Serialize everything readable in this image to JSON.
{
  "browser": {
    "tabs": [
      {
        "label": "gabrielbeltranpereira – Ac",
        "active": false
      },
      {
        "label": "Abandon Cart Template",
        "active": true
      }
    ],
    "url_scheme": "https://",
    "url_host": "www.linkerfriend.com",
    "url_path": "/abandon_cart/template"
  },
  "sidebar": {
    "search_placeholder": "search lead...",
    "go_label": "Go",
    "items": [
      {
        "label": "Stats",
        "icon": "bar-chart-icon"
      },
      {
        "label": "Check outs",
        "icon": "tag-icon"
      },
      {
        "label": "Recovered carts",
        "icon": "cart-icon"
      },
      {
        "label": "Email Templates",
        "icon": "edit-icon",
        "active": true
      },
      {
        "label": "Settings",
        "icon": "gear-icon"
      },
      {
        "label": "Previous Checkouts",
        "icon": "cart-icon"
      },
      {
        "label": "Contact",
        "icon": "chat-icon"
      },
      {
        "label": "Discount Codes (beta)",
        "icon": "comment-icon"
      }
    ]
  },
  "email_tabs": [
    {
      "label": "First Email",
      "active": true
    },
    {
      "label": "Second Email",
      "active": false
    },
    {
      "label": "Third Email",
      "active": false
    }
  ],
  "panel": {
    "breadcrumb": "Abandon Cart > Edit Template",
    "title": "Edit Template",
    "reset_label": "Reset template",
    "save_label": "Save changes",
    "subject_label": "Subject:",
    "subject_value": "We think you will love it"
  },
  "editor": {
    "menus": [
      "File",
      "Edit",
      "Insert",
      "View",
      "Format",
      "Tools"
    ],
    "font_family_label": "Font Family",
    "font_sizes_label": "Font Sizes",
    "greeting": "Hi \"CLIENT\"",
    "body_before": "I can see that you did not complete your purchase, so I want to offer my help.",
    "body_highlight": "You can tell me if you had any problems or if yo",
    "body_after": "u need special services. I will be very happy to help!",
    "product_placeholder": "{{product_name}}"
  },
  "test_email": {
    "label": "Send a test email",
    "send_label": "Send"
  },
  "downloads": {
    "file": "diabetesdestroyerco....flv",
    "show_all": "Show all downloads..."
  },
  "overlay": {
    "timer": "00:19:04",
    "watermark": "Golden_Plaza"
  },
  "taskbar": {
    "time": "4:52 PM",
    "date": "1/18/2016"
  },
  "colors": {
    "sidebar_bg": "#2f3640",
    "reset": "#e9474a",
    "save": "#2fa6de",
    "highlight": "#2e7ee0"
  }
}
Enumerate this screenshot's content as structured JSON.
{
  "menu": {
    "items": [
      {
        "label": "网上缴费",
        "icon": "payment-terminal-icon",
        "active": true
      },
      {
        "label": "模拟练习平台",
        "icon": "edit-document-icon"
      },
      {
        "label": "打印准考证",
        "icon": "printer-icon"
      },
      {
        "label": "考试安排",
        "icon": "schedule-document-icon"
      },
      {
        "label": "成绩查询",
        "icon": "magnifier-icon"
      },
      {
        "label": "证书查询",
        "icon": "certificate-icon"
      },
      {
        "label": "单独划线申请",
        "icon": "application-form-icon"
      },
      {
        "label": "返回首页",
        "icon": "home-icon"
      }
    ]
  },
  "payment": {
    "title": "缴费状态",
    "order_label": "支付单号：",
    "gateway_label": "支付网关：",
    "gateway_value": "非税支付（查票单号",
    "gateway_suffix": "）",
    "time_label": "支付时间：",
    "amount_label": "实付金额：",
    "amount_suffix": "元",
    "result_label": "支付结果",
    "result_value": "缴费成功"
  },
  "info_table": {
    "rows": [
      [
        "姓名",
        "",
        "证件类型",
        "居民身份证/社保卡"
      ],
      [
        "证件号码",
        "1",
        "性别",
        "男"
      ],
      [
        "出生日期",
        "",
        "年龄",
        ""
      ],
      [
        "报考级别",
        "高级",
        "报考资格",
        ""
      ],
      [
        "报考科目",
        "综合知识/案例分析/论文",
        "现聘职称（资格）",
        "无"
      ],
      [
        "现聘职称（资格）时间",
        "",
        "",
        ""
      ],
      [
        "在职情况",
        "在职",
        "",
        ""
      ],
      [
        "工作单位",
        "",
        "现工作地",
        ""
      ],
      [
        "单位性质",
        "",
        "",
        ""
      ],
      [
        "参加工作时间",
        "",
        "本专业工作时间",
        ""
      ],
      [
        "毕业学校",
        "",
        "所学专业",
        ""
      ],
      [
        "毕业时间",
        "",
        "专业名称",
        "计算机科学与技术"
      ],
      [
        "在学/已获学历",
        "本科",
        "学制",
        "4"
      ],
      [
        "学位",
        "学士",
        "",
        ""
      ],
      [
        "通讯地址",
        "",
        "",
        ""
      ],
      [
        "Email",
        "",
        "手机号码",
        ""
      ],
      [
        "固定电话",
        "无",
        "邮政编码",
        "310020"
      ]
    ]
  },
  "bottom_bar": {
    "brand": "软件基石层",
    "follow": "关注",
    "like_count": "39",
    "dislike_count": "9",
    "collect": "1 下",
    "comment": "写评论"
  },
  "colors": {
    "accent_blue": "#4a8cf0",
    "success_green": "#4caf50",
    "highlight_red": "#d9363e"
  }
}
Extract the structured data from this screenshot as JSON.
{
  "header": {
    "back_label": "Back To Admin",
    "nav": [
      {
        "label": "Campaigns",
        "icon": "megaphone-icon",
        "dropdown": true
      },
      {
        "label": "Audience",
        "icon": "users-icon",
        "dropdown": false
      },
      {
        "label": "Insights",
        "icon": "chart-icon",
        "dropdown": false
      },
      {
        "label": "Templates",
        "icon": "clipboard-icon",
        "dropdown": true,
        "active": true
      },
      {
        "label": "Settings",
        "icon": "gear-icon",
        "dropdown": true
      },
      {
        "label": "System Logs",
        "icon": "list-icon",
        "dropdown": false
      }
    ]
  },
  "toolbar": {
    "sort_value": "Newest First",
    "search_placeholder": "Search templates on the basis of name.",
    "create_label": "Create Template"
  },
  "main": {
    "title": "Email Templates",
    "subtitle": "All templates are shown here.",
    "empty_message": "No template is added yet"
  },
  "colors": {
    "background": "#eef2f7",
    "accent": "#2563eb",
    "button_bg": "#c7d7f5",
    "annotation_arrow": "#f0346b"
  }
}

▸ What to produce
Using the records above, please retype only the run of lines from the line holding "Extract the structured" through the last line, both ends included.

▸ The answer
Extract the structured data from this screenshot as JSON.
{
  "header": {
    "back_label": "Back To Admin",
    "nav": [
      {
        "label": "Campaigns",
        "icon": "megaphone-icon",
        "dropdown": true
      },
      {
        "label": "Audience",
        "icon": "users-icon",
        "dropdown": false
      },
      {
        "label": "Insights",
        "icon": "chart-icon",
        "dropdown": false
      },
      {
        "label": "Templates",
        "icon": "clipboard-icon",
        "dropdown": true,
        "active": true
      },
      {
        "label": "Settings",
        "icon": "gear-icon",
        "dropdown": true
      },
      {
        "label": "System Logs",
        "icon": "list-icon",
        "dropdown": false
      }
    ]
  },
  "toolbar": {
    "sort_value": "Newest First",
    "search_placeholder": "Search templates on the basis of name.",
    "create_label": "Create Template"
  },
  "main": {
    "title": "Email Templates",
    "subtitle": "All templates are shown here.",
    "empty_message": "No template is added yet"
  },
  "colors": {
    "background": "#eef2f7",
    "accent": "#2563eb",
    "button_bg": "#c7d7f5",
    "annotation_arrow": "#f0346b"
  }
}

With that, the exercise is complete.